(begin)

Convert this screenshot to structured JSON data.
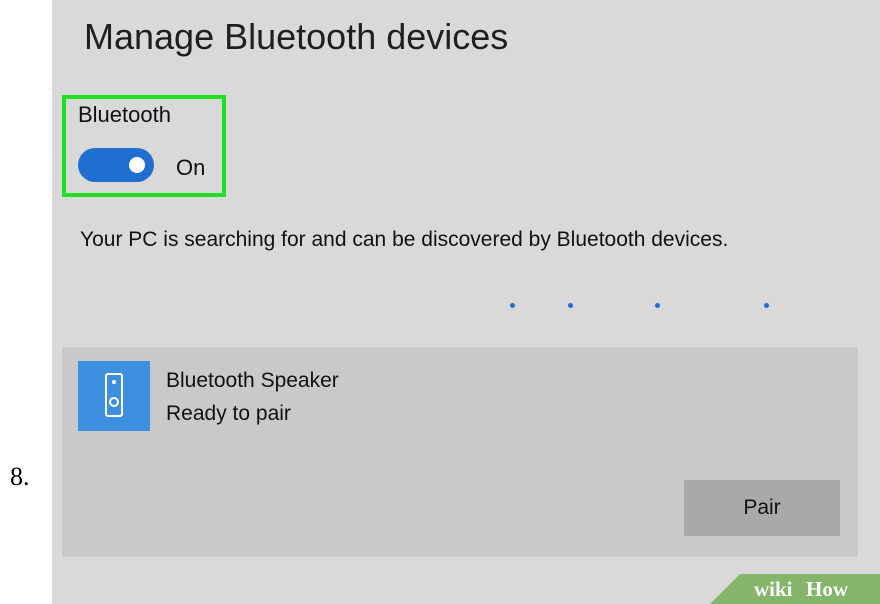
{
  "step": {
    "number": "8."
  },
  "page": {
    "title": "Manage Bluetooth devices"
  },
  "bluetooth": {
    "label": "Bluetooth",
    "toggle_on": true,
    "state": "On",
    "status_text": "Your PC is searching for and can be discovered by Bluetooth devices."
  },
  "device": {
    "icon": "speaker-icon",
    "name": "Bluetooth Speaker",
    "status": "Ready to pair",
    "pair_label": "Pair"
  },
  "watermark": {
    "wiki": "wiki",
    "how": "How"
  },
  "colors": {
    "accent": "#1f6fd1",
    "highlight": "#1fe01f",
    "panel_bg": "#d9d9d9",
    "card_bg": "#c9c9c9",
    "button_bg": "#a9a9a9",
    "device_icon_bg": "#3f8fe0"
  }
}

(end)

# TASK GOAL:
The pictures should not be reproduced; quote all of the other material exactly.

# RESULT:
Convert this screenshot to structured JSON data.
{
  "step": {
    "number": "8."
  },
  "page": {
    "title": "Manage Bluetooth devices"
  },
  "bluetooth": {
    "label": "Bluetooth",
    "toggle_on": true,
    "state": "On",
    "status_text": "Your PC is searching for and can be discovered by Bluetooth devices."
  },
  "device": {
    "icon": "speaker-icon",
    "name": "Bluetooth Speaker",
    "status": "Ready to pair",
    "pair_label": "Pair"
  },
  "watermark": {
    "wiki": "wiki",
    "how": "How"
  },
  "colors": {
    "accent": "#1f6fd1",
    "highlight": "#1fe01f",
    "panel_bg": "#d9d9d9",
    "card_bg": "#c9c9c9",
    "button_bg": "#a9a9a9",
    "device_icon_bg": "#3f8fe0"
  }
}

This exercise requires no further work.